** Work to do **
Copy all the material below, exactly as it stands.

====

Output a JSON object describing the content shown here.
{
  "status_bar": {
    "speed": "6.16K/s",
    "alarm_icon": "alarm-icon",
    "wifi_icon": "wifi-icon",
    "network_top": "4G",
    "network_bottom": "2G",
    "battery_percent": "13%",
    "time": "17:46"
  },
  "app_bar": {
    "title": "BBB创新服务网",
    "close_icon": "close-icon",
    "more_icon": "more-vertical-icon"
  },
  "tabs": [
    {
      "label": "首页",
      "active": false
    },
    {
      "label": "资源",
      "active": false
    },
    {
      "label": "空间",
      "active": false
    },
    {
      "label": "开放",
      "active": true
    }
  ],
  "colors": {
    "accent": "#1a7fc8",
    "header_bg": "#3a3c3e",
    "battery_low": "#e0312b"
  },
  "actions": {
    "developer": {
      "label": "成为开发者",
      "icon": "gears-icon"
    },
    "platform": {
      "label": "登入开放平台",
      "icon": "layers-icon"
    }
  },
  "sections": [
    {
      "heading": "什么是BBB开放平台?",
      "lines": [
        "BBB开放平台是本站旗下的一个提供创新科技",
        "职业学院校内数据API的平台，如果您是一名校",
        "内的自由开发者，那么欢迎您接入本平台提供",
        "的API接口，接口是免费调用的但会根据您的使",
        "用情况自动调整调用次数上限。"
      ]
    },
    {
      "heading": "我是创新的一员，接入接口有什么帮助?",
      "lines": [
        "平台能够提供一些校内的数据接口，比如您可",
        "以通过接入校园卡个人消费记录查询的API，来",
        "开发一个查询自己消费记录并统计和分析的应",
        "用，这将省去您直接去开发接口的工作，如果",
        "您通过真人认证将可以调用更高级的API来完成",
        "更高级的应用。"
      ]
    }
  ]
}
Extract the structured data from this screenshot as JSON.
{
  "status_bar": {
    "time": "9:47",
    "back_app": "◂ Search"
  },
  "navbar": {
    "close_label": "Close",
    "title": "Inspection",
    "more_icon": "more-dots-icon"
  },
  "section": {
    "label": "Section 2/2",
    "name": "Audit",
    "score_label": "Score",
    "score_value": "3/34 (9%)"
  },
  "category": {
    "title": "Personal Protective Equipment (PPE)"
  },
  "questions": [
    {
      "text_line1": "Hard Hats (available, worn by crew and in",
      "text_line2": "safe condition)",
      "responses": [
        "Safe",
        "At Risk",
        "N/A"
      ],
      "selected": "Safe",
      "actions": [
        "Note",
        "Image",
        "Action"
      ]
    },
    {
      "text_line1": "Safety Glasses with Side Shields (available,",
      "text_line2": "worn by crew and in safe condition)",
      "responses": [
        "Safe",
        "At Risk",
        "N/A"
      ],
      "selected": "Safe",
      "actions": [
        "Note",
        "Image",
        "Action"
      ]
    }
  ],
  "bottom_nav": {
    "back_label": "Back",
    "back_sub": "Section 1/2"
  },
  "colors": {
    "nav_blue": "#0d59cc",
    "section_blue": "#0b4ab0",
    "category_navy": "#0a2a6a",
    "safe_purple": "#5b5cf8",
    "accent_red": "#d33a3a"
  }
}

====

** Answer to this exercise **
Output a JSON object describing the content shown here.
{
  "status_bar": {
    "speed": "6.16K/s",
    "alarm_icon": "alarm-icon",
    "wifi_icon": "wifi-icon",
    "network_top": "4G",
    "network_bottom": "2G",
    "battery_percent": "13%",
    "time": "17:46"
  },
  "app_bar": {
    "title": "BBB创新服务网",
    "close_icon": "close-icon",
    "more_icon": "more-vertical-icon"
  },
  "tabs": [
    {
      "label": "首页",
      "active": false
    },
    {
      "label": "资源",
      "active": false
    },
    {
      "label": "空间",
      "active": false
    },
    {
      "label": "开放",
      "active": true
    }
  ],
  "colors": {
    "accent": "#1a7fc8",
    "header_bg": "#3a3c3e",
    "battery_low": "#e0312b"
  },
  "actions": {
    "developer": {
      "label": "成为开发者",
      "icon": "gears-icon"
    },
    "platform": {
      "label": "登入开放平台",
      "icon": "layers-icon"
    }
  },
  "sections": [
    {
      "heading": "什么是BBB开放平台?",
      "lines": [
        "BBB开放平台是本站旗下的一个提供创新科技",
        "职业学院校内数据API的平台，如果您是一名校",
        "内的自由开发者，那么欢迎您接入本平台提供",
        "的API接口，接口是免费调用的但会根据您的使",
        "用情况自动调整调用次数上限。"
      ]
    },
    {
      "heading": "我是创新的一员，接入接口有什么帮助?",
      "lines": [
        "平台能够提供一些校内的数据接口，比如您可",
        "以通过接入校园卡个人消费记录查询的API，来",
        "开发一个查询自己消费记录并统计和分析的应",
        "用，这将省去您直接去开发接口的工作，如果",
        "您通过真人认证将可以调用更高级的API来完成",
        "更高级的应用。"
      ]
    }
  ]
}
Extract the structured data from this screenshot as JSON.
{
  "status_bar": {
    "time": "9:47",
    "back_app": "◂ Search"
  },
  "navbar": {
    "close_label": "Close",
    "title": "Inspection",
    "more_icon": "more-dots-icon"
  },
  "section": {
    "label": "Section 2/2",
    "name": "Audit",
    "score_label": "Score",
    "score_value": "3/34 (9%)"
  },
  "category": {
    "title": "Personal Protective Equipment (PPE)"
  },
  "questions": [
    {
      "text_line1": "Hard Hats (available, worn by crew and in",
      "text_line2": "safe condition)",
      "responses": [
        "Safe",
        "At Risk",
        "N/A"
      ],
      "selected": "Safe",
      "actions": [
        "Note",
        "Image",
        "Action"
      ]
    },
    {
      "text_line1": "Safety Glasses with Side Shields (available,",
      "text_line2": "worn by crew and in safe condition)",
      "responses": [
        "Safe",
        "At Risk",
        "N/A"
      ],
      "selected": "Safe",
      "actions": [
        "Note",
        "Image",
        "Action"
      ]
    }
  ],
  "bottom_nav": {
    "back_label": "Back",
    "back_sub": "Section 1/2"
  },
  "colors": {
    "nav_blue": "#0d59cc",
    "section_blue": "#0b4ab0",
    "category_navy": "#0a2a6a",
    "safe_purple": "#5b5cf8",
    "accent_red": "#d33a3a"
  }
}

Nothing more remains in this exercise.